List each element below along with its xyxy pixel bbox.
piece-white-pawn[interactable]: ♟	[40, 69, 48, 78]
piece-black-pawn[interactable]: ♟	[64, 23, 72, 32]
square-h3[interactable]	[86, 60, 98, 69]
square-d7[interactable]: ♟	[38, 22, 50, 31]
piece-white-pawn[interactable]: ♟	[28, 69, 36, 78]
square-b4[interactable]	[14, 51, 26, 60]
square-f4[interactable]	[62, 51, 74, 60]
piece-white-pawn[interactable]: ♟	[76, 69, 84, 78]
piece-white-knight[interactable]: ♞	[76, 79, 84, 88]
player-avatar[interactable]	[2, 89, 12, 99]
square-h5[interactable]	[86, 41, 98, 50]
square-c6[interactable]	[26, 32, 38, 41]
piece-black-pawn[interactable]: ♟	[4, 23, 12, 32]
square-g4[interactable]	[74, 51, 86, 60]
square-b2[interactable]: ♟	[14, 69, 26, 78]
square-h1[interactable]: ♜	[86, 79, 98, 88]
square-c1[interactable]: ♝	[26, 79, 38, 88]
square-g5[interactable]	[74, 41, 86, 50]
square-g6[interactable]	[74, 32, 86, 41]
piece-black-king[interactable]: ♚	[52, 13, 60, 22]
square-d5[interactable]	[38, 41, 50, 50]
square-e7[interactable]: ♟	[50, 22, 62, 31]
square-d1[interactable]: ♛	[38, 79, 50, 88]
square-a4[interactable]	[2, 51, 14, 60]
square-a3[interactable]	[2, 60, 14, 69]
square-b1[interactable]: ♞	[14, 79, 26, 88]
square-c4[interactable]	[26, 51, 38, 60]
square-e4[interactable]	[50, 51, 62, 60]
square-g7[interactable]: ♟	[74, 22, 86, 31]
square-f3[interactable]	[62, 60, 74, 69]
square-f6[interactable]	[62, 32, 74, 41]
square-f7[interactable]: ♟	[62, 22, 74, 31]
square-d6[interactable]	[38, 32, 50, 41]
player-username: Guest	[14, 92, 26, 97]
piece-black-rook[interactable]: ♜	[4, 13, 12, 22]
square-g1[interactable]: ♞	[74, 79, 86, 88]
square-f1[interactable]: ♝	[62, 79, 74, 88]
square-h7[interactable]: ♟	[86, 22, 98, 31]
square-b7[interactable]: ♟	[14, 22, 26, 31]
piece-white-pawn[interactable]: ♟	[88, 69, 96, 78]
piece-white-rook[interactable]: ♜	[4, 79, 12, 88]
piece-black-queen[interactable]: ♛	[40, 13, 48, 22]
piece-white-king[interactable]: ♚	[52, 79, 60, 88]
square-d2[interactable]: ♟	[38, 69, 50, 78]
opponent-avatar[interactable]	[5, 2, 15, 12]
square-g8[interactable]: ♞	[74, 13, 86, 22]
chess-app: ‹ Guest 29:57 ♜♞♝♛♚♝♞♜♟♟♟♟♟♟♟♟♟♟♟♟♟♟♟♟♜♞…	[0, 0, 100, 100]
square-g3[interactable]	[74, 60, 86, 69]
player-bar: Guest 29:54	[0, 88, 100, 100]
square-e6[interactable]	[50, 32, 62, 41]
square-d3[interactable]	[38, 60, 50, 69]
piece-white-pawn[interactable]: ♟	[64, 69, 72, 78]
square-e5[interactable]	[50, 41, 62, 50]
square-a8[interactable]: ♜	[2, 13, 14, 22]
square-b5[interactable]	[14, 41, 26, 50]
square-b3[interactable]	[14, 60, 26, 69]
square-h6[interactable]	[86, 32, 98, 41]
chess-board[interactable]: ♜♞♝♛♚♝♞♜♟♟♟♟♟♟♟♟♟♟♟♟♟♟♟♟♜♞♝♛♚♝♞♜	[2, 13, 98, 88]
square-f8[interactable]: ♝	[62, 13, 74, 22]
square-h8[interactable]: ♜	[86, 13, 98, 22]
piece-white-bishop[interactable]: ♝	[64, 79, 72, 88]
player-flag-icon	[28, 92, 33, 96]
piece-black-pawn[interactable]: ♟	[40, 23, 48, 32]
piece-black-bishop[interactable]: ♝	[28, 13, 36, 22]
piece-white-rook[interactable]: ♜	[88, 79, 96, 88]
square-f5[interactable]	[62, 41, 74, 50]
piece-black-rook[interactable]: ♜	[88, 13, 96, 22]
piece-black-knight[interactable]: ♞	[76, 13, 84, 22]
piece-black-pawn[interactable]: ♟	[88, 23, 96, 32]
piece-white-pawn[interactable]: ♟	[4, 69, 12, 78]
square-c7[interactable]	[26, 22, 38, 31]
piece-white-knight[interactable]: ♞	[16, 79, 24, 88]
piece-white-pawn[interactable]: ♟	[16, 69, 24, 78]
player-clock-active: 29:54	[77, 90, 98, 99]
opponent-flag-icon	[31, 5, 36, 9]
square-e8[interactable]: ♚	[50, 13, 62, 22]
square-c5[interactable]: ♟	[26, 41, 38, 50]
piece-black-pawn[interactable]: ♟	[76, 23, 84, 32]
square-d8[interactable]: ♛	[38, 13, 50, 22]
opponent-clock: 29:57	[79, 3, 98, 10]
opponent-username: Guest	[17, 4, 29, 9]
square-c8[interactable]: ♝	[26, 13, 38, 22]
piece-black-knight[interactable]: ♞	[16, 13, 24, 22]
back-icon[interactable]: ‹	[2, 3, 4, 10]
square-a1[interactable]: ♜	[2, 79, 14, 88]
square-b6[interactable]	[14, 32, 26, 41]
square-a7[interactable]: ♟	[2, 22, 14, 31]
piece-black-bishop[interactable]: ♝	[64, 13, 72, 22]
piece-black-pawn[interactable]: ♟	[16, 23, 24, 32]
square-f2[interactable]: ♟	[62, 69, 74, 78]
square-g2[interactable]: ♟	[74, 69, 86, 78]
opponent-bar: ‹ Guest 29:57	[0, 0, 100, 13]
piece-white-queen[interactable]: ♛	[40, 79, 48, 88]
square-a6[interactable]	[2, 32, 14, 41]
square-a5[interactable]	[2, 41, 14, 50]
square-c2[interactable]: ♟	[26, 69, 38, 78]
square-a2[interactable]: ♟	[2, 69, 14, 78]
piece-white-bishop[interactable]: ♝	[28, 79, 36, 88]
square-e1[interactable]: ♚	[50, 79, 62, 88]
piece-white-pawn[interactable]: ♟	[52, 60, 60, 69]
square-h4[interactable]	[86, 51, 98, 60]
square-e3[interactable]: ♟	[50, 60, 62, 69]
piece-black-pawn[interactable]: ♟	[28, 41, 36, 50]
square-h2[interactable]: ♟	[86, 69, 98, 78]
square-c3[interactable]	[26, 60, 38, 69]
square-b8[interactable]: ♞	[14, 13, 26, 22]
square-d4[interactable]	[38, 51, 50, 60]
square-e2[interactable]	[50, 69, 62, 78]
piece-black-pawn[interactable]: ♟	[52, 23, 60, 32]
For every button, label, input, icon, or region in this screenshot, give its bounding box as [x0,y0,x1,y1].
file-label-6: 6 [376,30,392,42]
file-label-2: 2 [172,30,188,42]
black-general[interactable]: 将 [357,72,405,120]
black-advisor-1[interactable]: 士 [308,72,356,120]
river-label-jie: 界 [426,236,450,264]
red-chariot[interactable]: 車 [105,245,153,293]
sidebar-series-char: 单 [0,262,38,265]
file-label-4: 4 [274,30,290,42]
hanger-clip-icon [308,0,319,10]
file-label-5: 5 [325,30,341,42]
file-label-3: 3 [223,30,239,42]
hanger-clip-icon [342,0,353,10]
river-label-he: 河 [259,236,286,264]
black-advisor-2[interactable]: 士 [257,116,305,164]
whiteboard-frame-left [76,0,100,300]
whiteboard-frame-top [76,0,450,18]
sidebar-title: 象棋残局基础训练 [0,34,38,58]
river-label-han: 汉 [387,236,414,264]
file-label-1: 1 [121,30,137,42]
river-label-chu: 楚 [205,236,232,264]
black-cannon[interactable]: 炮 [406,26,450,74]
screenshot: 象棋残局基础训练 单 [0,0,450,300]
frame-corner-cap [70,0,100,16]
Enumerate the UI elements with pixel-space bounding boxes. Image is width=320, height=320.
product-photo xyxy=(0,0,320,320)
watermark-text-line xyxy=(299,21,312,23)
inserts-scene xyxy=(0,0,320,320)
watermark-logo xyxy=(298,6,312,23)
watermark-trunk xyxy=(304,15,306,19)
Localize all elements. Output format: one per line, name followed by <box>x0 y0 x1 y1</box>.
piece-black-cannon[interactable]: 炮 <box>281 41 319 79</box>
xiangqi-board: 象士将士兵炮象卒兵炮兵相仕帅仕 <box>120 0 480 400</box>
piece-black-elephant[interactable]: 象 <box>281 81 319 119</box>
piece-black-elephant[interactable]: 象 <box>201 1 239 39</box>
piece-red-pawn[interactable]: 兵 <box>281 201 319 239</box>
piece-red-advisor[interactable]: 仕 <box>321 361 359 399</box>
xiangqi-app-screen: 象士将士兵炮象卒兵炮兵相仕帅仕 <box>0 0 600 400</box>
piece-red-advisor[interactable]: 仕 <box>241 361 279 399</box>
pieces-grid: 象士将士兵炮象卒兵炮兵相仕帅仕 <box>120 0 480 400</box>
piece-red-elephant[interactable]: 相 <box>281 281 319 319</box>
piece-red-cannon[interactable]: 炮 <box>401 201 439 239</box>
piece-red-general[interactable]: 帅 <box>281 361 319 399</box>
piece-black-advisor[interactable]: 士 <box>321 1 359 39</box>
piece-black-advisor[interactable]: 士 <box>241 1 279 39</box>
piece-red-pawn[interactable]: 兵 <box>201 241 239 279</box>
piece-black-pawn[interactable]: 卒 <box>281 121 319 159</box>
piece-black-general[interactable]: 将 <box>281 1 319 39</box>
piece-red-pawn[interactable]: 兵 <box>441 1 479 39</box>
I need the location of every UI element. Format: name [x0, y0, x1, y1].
========
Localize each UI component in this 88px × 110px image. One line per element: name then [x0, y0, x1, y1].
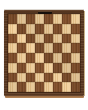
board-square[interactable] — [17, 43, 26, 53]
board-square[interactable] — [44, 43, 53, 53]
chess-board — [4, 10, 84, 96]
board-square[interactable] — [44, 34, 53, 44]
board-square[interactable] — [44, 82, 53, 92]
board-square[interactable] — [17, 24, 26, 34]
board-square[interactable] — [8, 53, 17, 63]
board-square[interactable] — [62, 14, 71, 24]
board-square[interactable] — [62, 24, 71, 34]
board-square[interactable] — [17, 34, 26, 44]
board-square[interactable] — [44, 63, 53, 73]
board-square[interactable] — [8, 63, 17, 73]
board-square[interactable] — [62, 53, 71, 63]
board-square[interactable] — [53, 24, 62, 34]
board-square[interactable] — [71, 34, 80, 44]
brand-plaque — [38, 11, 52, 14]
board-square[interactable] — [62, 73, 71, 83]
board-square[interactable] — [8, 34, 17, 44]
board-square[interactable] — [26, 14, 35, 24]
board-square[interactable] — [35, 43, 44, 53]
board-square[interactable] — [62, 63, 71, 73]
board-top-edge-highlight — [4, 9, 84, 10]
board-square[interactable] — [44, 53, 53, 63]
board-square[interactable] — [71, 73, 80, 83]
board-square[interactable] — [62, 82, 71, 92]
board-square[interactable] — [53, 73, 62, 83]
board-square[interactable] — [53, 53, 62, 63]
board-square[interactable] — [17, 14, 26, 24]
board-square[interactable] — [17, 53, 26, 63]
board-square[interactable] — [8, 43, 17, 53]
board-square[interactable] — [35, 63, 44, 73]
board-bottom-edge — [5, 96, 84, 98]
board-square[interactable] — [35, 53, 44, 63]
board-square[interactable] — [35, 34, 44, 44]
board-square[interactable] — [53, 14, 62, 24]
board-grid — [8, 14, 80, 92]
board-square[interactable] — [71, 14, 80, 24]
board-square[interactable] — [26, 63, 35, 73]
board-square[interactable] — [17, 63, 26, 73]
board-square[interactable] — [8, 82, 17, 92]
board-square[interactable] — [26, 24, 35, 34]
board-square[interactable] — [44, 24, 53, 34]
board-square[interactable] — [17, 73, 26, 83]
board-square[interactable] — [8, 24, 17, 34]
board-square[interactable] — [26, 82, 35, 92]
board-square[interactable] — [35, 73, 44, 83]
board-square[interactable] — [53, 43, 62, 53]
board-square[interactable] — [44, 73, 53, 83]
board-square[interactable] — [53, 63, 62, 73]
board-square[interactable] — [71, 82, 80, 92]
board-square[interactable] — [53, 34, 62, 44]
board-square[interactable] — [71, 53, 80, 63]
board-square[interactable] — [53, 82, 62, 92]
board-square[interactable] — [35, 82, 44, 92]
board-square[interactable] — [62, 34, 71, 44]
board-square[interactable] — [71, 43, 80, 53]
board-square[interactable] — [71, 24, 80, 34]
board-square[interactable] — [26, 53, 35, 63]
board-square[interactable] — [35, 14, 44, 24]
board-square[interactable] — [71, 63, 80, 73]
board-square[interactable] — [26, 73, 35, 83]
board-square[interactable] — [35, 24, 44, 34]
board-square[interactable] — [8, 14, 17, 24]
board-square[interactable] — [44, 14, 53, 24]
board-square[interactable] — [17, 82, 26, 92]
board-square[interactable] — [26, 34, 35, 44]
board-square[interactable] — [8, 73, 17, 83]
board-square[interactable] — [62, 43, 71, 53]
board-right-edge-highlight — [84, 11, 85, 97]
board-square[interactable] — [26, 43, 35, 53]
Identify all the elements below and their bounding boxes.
========
**What this task involves**
Print every line from the one containing "List each element" through the one containing "32, 86, 41]", inclusive, copying each character unchanged.

**Expected answer**
List each element below along with its xyxy pixel bbox.
piece-white-pawn[interactable]: ♟	[40, 69, 48, 78]
piece-black-pawn[interactable]: ♟	[64, 23, 72, 32]
square-h3[interactable]	[86, 60, 98, 69]
square-d7[interactable]: ♟	[38, 22, 50, 31]
piece-white-pawn[interactable]: ♟	[28, 69, 36, 78]
square-b4[interactable]	[14, 51, 26, 60]
square-f4[interactable]	[62, 51, 74, 60]
piece-white-pawn[interactable]: ♟	[76, 69, 84, 78]
piece-white-knight[interactable]: ♞	[76, 79, 84, 88]
player-avatar[interactable]	[2, 89, 12, 99]
square-h5[interactable]	[86, 41, 98, 50]
square-c6[interactable]	[26, 32, 38, 41]
piece-black-pawn[interactable]: ♟	[4, 23, 12, 32]
square-g4[interactable]	[74, 51, 86, 60]
square-b2[interactable]: ♟	[14, 69, 26, 78]
square-h1[interactable]: ♜	[86, 79, 98, 88]
square-c1[interactable]: ♝	[26, 79, 38, 88]
square-g5[interactable]	[74, 41, 86, 50]
square-g6[interactable]	[74, 32, 86, 41]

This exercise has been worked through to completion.